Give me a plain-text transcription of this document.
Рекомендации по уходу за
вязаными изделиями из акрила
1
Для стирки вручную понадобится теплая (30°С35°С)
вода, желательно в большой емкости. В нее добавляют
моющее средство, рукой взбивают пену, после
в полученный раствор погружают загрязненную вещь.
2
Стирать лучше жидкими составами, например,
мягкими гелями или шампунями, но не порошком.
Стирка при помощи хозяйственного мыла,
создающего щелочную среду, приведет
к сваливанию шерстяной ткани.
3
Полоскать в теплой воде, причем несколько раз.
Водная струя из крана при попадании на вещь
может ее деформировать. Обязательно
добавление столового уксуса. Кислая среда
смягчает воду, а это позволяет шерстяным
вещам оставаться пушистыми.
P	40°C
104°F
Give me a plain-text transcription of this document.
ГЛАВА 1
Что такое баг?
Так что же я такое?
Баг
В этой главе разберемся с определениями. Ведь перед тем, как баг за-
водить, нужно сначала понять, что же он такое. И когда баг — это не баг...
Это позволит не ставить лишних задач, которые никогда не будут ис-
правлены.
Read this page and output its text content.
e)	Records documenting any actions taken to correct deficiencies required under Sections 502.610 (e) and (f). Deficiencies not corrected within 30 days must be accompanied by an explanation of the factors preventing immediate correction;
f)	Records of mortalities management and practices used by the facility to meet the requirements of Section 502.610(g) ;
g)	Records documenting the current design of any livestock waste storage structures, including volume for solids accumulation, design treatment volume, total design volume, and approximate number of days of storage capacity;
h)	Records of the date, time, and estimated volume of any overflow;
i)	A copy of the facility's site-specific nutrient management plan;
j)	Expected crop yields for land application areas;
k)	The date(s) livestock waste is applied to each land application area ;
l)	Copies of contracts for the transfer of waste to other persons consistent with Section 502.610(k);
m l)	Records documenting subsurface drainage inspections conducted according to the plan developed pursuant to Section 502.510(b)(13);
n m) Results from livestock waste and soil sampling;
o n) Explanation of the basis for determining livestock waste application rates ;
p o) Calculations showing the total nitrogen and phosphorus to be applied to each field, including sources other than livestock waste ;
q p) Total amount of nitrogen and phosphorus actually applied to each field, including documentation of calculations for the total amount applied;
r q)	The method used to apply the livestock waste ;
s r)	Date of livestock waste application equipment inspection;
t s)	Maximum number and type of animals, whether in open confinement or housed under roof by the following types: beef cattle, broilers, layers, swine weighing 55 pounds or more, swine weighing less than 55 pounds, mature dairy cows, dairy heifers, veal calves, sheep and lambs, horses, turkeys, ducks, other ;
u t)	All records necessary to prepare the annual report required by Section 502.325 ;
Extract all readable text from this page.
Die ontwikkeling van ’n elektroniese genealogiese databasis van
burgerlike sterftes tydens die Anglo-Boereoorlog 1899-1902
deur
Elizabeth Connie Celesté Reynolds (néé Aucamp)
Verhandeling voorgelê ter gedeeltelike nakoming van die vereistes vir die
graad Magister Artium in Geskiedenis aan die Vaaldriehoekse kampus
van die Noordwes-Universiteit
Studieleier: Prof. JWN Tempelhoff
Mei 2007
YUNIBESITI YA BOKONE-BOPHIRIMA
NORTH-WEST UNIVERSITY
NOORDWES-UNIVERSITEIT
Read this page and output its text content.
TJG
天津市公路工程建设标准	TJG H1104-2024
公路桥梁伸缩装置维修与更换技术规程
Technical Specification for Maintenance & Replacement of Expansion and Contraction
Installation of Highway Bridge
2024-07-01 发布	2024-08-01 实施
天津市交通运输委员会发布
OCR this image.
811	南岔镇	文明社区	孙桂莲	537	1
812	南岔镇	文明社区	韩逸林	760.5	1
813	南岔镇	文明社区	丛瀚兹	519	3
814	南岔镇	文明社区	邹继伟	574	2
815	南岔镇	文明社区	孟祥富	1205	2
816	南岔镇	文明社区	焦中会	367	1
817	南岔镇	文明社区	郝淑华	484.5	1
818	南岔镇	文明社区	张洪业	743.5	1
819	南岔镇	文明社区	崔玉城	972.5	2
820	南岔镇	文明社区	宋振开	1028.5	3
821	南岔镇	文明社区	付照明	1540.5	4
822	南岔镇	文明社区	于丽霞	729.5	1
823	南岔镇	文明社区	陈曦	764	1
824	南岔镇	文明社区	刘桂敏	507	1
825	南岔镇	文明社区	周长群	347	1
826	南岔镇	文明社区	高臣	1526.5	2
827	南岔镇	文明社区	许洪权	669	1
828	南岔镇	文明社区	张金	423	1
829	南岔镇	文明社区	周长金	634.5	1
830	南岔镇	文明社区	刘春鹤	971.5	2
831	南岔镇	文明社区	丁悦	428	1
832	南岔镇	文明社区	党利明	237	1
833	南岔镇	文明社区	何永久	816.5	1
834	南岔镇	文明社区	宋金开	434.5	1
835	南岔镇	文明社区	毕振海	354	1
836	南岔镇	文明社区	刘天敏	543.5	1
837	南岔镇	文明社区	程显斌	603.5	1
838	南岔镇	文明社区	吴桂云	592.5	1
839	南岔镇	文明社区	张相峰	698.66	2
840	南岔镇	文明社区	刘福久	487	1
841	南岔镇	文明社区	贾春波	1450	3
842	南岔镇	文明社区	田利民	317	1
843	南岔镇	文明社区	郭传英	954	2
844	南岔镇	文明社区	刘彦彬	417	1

..............................

- _Instruction_
Each line of the material above must be retyped precisely.

- _Answer to the task_
Give me a plain-text transcription of this document.
Рекомендации по уходу за
вязаными изделиями из акрила
1
Для стирки вручную понадобится теплая (30°С35°С)
вода, желательно в большой емкости. В нее добавляют
моющее средство, рукой взбивают пену, после
в полученный раствор погружают загрязненную вещь.
2
Стирать лучше жидкими составами, например,
мягкими гелями или шампунями, но не порошком.
Стирка при помощи хозяйственного мыла,
создающего щелочную среду, приведет
к сваливанию шерстяной ткани.
3
Полоскать в теплой воде, причем несколько раз.
Водная струя из крана при попадании на вещь
может ее деформировать. Обязательно
добавление столового уксуса. Кислая среда
смягчает воду, а это позволяет шерстяным
вещам оставаться пушистыми.
P	40°C
104°F
Give me a plain-text transcription of this document.
ГЛАВА 1
Что такое баг?
Так что же я такое?
Баг
В этой главе разберемся с определениями. Ведь перед тем, как баг за-
водить, нужно сначала понять, что же он такое. И когда баг — это не баг...
Это позволит не ставить лишних задач, которые никогда не будут ис-
правлены.
Read this page and output its text content.
e)	Records documenting any actions taken to correct deficiencies required under Sections 502.610 (e) and (f). Deficiencies not corrected within 30 days must be accompanied by an explanation of the factors preventing immediate correction;
f)	Records of mortalities management and practices used by the facility to meet the requirements of Section 502.610(g) ;
g)	Records documenting the current design of any livestock waste storage structures, including volume for solids accumulation, design treatment volume, total design volume, and approximate number of days of storage capacity;
h)	Records of the date, time, and estimated volume of any overflow;
i)	A copy of the facility's site-specific nutrient management plan;
j)	Expected crop yields for land application areas;
k)	The date(s) livestock waste is applied to each land application area ;
l)	Copies of contracts for the transfer of waste to other persons consistent with Section 502.610(k);
m l)	Records documenting subsurface drainage inspections conducted according to the plan developed pursuant to Section 502.510(b)(13);
n m) Results from livestock waste and soil sampling;
o n) Explanation of the basis for determining livestock waste application rates ;
p o) Calculations showing the total nitrogen and phosphorus to be applied to each field, including sources other than livestock waste ;
q p) Total amount of nitrogen and phosphorus actually applied to each field, including documentation of calculations for the total amount applied;
r q)	The method used to apply the livestock waste ;
s r)	Date of livestock waste application equipment inspection;
t s)	Maximum number and type of animals, whether in open confinement or housed under roof by the following types: beef cattle, broilers, layers, swine weighing 55 pounds or more, swine weighing less than 55 pounds, mature dairy cows, dairy heifers, veal calves, sheep and lambs, horses, turkeys, ducks, other ;
u t)	All records necessary to prepare the annual report required by Section 502.325 ;
Extract all readable text from this page.
Die ontwikkeling van ’n elektroniese genealogiese databasis van
burgerlike sterftes tydens die Anglo-Boereoorlog 1899-1902
deur
Elizabeth Connie Celesté Reynolds (néé Aucamp)
Verhandeling voorgelê ter gedeeltelike nakoming van die vereistes vir die
graad Magister Artium in Geskiedenis aan die Vaaldriehoekse kampus
van die Noordwes-Universiteit
Studieleier: Prof. JWN Tempelhoff
Mei 2007
YUNIBESITI YA BOKONE-BOPHIRIMA
NORTH-WEST UNIVERSITY
NOORDWES-UNIVERSITEIT
Read this page and output its text content.
TJG
天津市公路工程建设标准	TJG H1104-2024
公路桥梁伸缩装置维修与更换技术规程
Technical Specification for Maintenance & Replacement of Expansion and Contraction
Installation of Highway Bridge
2024-07-01 发布	2024-08-01 实施
天津市交通运输委员会发布
OCR this image.
811	南岔镇	文明社区	孙桂莲	537	1
812	南岔镇	文明社区	韩逸林	760.5	1
813	南岔镇	文明社区	丛瀚兹	519	3
814	南岔镇	文明社区	邹继伟	574	2
815	南岔镇	文明社区	孟祥富	1205	2
816	南岔镇	文明社区	焦中会	367	1
817	南岔镇	文明社区	郝淑华	484.5	1
818	南岔镇	文明社区	张洪业	743.5	1
819	南岔镇	文明社区	崔玉城	972.5	2
820	南岔镇	文明社区	宋振开	1028.5	3
821	南岔镇	文明社区	付照明	1540.5	4
822	南岔镇	文明社区	于丽霞	729.5	1
823	南岔镇	文明社区	陈曦	764	1
824	南岔镇	文明社区	刘桂敏	507	1
825	南岔镇	文明社区	周长群	347	1
826	南岔镇	文明社区	高臣	1526.5	2
827	南岔镇	文明社区	许洪权	669	1
828	南岔镇	文明社区	张金	423	1
829	南岔镇	文明社区	周长金	634.5	1
830	南岔镇	文明社区	刘春鹤	971.5	2
831	南岔镇	文明社区	丁悦	428	1
832	南岔镇	文明社区	党利明	237	1
833	南岔镇	文明社区	何永久	816.5	1
834	南岔镇	文明社区	宋金开	434.5	1
835	南岔镇	文明社区	毕振海	354	1
836	南岔镇	文明社区	刘天敏	543.5	1
837	南岔镇	文明社区	程显斌	603.5	1
838	南岔镇	文明社区	吴桂云	592.5	1
839	南岔镇	文明社区	张相峰	698.66	2
840	南岔镇	文明社区	刘福久	487	1
841	南岔镇	文明社区	贾春波	1450	3
842	南岔镇	文明社区	田利民	317	1
843	南岔镇	文明社区	郭传英	954	2
844	南岔镇	文明社区	刘彦彬	417	1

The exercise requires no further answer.